Prompt: Report how many lines hold the word "ylabel"; give nothing but the number.

Data excerpts:
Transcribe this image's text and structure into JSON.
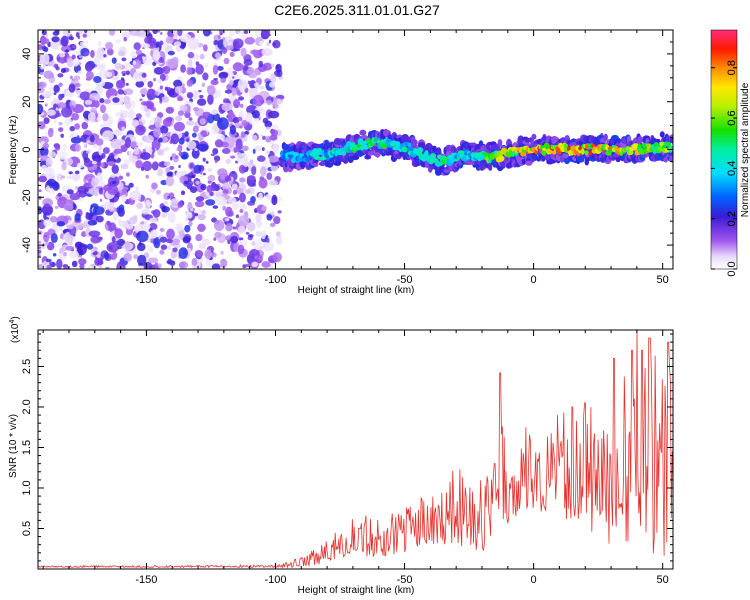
{
  "title": "C2E6.2025.311.01.01.G27",
  "chart_data": [
    {
      "type": "heatmap",
      "xlabel": "Height of straight line (km)",
      "ylabel": "Frequency (Hz)",
      "xlim": [
        -192,
        54
      ],
      "ylim": [
        -50,
        50
      ],
      "x_ticks": [
        -150,
        -100,
        -50,
        0,
        50
      ],
      "x_tick_labels": [
        "-150",
        "-100",
        "-50",
        "0",
        "50"
      ],
      "y_ticks": [
        40,
        20,
        0,
        -20,
        -40
      ],
      "y_tick_labels": [
        "40",
        "20",
        "0",
        "-20",
        "-40"
      ],
      "noise_region_x": [
        -192,
        -98
      ],
      "signal_track": {
        "x": [
          -97,
          -90,
          -80,
          -70,
          -60,
          -50,
          -45,
          -40,
          -35,
          -30,
          -25,
          -20,
          -15,
          -10,
          -5,
          0,
          10,
          20,
          30,
          40,
          50,
          54
        ],
        "freq": [
          -3,
          -3,
          -2,
          1,
          3,
          1,
          -1,
          -4,
          -5,
          -3,
          -2,
          -3,
          -3,
          -2,
          -1,
          0,
          0,
          0,
          0,
          0,
          1,
          0
        ],
        "amp": [
          0.4,
          0.45,
          0.5,
          0.55,
          0.6,
          0.55,
          0.5,
          0.5,
          0.55,
          0.55,
          0.5,
          0.55,
          0.75,
          0.8,
          0.85,
          0.95,
          0.9,
          0.9,
          0.85,
          0.8,
          0.75,
          0.7
        ]
      },
      "colorbar": {
        "label": "Normalized spectral amplitude",
        "range": [
          0,
          0.95
        ],
        "ticks": [
          0.0,
          0.2,
          0.4,
          0.6,
          0.8
        ],
        "tick_labels": [
          "0.0",
          "0.2",
          "0.4",
          "0.6",
          "0.8"
        ]
      }
    },
    {
      "type": "line",
      "xlabel": "Height of straight line (km)",
      "ylabel": "SNR (10 * v/v)",
      "y_multiplier": "(x10",
      "y_multiplier_exp": "4",
      "y_multiplier_close": ")",
      "xlim": [
        -192,
        54
      ],
      "ylim": [
        0,
        2.95
      ],
      "x_ticks": [
        -150,
        -100,
        -50,
        0,
        50
      ],
      "x_tick_labels": [
        "-150",
        "-100",
        "-50",
        "0",
        "50"
      ],
      "y_ticks": [
        0.5,
        1.0,
        1.5,
        2.0,
        2.5
      ],
      "y_tick_labels": [
        "0.5",
        "1.0",
        "1.5",
        "2.0",
        "2.5"
      ],
      "color": "#e8312d",
      "series": [
        {
          "name": "SNR",
          "envelope_x": [
            -192,
            -100,
            -90,
            -80,
            -75,
            -70,
            -60,
            -50,
            -40,
            -30,
            -20,
            -15,
            -13,
            -10,
            -5,
            0,
            10,
            20,
            30,
            40,
            45,
            50,
            54
          ],
          "envelope_min": [
            0.02,
            0.02,
            0.02,
            0.05,
            0.15,
            0.15,
            0.15,
            0.2,
            0.3,
            0.3,
            0.2,
            0.4,
            0.7,
            0.5,
            0.7,
            0.7,
            0.7,
            0.4,
            0.3,
            0.3,
            0.1,
            0.1,
            0.2
          ],
          "envelope_max": [
            0.04,
            0.05,
            0.15,
            0.35,
            0.55,
            0.75,
            0.65,
            0.75,
            0.95,
            1.3,
            1.15,
            1.2,
            2.4,
            1.2,
            1.5,
            1.75,
            1.95,
            2.05,
            2.1,
            2.65,
            2.95,
            2.8,
            2.7
          ],
          "spikes": [
            [
              -13,
              2.42
            ],
            [
              -15,
              1.3
            ],
            [
              -3,
              1.75
            ],
            [
              15,
              2.0
            ],
            [
              20,
              2.05
            ],
            [
              31,
              2.6
            ],
            [
              38,
              2.7
            ],
            [
              40,
              2.95
            ],
            [
              42,
              2.7
            ],
            [
              45,
              2.85
            ],
            [
              52,
              2.8
            ]
          ]
        }
      ]
    }
  ]
}
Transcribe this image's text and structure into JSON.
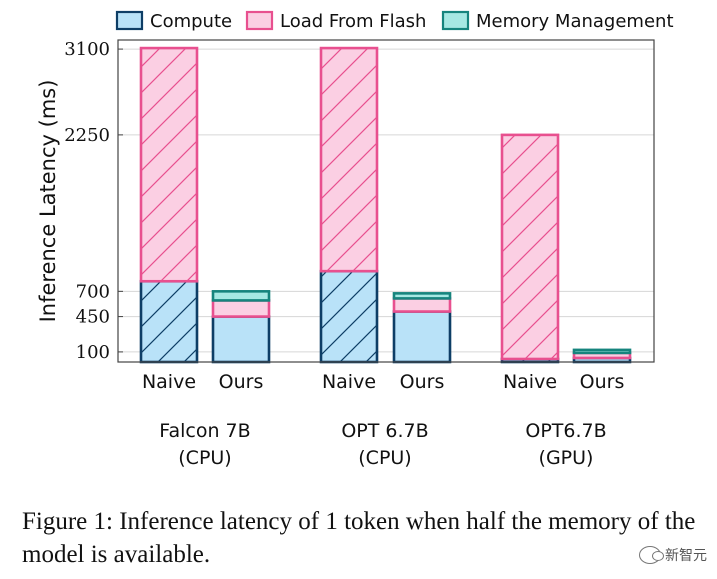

Answer to this task: 2